# Material provided:
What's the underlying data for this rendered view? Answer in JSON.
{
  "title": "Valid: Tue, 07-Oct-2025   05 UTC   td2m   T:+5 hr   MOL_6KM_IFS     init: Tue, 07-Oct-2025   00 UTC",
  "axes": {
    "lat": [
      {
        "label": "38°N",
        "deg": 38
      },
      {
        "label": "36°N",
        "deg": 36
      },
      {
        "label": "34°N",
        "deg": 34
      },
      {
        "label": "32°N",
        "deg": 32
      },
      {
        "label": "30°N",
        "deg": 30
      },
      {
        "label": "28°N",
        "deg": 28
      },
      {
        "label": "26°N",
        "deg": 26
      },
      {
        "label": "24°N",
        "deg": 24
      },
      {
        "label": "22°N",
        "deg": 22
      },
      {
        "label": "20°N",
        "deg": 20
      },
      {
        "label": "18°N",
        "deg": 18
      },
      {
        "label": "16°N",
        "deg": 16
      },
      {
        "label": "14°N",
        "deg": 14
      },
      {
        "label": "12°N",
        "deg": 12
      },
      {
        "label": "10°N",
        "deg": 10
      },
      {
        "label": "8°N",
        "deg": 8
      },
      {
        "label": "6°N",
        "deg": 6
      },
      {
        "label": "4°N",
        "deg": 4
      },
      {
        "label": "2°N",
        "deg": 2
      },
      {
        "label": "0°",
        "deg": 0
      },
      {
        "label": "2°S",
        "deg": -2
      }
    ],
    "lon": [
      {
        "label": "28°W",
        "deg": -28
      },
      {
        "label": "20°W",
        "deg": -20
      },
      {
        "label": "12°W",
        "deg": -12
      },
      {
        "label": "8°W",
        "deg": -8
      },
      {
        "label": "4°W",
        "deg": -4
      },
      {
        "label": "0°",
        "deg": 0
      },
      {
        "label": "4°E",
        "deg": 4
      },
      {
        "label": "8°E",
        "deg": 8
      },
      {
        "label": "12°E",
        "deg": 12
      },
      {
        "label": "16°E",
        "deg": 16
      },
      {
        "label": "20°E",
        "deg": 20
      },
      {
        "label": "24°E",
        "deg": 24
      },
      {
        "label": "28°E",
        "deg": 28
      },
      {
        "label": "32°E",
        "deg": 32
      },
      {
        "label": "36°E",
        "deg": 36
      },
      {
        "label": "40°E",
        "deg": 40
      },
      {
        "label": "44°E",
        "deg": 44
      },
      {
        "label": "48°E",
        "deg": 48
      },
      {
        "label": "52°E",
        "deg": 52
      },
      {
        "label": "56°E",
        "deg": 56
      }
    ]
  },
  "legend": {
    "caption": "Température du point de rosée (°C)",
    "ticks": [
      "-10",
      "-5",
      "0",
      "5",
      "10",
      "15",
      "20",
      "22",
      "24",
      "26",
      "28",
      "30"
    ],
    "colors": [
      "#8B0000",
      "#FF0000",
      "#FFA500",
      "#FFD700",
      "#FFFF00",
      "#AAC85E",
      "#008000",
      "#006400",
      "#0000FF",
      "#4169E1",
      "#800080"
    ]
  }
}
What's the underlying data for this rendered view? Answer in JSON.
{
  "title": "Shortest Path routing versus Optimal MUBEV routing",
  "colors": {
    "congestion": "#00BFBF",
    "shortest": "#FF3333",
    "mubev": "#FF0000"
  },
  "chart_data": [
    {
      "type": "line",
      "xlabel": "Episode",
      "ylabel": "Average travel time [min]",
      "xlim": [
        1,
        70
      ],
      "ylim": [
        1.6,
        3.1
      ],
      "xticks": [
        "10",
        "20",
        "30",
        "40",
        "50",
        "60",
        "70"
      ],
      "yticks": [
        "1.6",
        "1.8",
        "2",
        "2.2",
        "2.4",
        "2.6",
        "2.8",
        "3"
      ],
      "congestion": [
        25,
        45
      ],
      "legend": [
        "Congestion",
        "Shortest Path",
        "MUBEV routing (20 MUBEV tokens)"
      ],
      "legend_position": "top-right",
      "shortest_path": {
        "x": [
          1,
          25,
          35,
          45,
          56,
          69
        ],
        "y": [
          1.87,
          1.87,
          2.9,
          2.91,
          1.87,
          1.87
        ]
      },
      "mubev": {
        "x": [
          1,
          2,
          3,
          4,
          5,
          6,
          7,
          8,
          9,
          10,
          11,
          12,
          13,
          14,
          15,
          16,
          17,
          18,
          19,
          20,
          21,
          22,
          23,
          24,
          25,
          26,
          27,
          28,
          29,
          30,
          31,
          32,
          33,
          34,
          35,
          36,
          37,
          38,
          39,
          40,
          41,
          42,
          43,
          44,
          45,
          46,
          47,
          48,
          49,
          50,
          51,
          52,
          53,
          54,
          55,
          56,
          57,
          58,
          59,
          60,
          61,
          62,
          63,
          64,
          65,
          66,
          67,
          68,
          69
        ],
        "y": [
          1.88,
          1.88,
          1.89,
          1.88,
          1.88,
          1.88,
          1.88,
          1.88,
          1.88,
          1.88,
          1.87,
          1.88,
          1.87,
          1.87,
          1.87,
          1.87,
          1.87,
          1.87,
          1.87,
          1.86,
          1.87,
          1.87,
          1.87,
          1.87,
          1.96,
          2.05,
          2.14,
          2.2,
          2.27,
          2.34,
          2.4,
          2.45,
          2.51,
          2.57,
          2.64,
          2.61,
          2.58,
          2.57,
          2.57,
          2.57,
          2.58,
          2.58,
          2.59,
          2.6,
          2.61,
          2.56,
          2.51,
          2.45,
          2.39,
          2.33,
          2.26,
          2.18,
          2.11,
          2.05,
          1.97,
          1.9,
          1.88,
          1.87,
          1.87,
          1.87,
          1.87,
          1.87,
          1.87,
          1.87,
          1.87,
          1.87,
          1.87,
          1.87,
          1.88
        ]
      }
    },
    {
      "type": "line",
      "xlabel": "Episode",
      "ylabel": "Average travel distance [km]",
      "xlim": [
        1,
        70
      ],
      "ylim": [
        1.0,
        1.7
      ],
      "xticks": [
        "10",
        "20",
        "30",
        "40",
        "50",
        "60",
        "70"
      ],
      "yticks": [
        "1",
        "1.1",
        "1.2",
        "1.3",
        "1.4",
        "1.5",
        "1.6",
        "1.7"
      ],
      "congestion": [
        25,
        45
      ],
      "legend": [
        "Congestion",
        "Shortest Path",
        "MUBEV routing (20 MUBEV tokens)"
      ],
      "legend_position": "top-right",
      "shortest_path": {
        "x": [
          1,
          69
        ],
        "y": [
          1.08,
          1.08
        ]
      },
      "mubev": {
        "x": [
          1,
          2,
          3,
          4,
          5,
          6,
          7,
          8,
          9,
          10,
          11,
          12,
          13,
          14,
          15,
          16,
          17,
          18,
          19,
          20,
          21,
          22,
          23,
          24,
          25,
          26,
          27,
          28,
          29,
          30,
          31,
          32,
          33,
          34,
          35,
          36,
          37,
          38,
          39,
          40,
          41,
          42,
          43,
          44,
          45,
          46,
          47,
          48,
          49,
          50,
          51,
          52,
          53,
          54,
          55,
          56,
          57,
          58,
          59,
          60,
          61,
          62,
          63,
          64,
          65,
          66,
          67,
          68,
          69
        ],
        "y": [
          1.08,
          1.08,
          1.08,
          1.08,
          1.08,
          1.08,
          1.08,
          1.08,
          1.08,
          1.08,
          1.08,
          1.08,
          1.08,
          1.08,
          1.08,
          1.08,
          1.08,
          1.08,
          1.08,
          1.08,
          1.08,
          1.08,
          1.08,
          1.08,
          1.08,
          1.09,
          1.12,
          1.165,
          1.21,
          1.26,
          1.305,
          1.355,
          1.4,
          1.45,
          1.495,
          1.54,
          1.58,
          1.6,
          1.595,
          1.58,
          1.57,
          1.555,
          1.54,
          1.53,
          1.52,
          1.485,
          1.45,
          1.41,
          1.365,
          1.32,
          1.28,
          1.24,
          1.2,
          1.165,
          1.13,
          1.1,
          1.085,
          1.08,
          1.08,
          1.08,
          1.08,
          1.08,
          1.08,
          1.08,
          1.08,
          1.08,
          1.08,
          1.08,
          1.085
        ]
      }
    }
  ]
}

# What this task involves:
Return each line in the records that holds the string "title".

# Response to this task:
  "title": "Valid: Tue, 07-Oct-2025   05 UTC   td2m   T:+5 hr   MOL_6KM_IFS     init: Tue, 07-Oct-2025   00 UTC",
  "title": "Shortest Path routing versus Optimal MUBEV routing",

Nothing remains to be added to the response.